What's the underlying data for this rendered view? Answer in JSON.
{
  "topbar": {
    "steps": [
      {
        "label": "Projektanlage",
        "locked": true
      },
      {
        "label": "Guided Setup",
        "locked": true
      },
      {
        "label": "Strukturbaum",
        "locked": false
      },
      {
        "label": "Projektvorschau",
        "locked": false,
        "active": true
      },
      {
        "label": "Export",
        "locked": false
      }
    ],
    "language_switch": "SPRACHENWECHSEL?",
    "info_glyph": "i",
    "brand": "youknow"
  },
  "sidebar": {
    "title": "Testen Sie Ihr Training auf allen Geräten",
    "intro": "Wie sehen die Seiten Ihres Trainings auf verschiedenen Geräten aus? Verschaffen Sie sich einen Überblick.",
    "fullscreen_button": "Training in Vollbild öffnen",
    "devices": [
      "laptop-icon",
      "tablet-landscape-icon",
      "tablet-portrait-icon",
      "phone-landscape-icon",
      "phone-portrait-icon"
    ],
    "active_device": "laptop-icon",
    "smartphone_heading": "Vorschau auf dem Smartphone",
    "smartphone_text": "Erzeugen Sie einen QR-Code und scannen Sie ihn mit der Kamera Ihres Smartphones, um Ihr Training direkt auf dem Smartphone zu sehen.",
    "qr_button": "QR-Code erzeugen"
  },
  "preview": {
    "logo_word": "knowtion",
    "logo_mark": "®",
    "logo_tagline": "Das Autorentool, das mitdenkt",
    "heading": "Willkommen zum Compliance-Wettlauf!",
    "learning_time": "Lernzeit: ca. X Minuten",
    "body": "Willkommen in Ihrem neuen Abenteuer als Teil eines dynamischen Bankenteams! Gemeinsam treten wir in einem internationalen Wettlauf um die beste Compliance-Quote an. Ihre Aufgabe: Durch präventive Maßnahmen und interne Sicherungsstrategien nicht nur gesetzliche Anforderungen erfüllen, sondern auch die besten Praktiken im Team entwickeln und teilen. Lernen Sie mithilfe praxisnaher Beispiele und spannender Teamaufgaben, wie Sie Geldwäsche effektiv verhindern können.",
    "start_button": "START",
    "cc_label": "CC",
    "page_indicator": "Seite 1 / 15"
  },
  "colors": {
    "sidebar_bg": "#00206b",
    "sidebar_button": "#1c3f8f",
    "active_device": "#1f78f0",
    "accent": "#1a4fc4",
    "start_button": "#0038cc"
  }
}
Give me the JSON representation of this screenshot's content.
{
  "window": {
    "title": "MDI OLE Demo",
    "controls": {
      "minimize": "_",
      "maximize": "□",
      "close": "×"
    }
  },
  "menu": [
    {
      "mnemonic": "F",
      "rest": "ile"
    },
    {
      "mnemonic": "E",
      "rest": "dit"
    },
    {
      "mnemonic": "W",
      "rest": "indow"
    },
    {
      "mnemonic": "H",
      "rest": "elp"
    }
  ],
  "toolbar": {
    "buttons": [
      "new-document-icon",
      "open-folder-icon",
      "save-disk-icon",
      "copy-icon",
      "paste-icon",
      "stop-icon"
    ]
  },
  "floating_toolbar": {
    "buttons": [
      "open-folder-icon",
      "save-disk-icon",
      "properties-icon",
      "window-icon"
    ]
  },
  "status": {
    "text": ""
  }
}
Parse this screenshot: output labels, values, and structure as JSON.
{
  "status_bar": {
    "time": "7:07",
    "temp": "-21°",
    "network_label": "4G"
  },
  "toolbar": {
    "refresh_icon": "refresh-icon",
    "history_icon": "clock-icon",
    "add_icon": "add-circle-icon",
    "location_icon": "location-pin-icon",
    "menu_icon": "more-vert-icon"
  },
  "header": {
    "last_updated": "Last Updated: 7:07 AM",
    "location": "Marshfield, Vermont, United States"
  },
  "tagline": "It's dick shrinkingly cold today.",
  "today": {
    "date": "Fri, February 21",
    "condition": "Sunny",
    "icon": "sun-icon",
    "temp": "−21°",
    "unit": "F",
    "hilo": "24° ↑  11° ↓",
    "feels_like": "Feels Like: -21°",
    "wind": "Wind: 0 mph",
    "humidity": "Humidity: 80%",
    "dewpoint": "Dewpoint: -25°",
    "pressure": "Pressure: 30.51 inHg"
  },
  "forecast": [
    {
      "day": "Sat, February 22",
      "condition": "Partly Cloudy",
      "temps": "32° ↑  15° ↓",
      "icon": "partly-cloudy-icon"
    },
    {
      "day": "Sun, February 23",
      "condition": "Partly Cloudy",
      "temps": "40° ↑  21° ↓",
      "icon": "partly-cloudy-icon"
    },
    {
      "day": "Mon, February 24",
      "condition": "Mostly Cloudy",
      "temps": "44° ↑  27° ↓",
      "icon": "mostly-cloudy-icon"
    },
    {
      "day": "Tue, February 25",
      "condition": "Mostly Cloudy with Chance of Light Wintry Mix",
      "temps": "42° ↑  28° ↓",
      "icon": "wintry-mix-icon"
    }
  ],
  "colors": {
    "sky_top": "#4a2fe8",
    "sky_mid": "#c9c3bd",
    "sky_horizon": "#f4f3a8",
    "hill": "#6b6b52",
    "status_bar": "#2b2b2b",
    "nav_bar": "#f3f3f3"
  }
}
· · · · ·
→ Exercise goal
Give only the number of lines in the data that hold the string "condition".

→ The result
5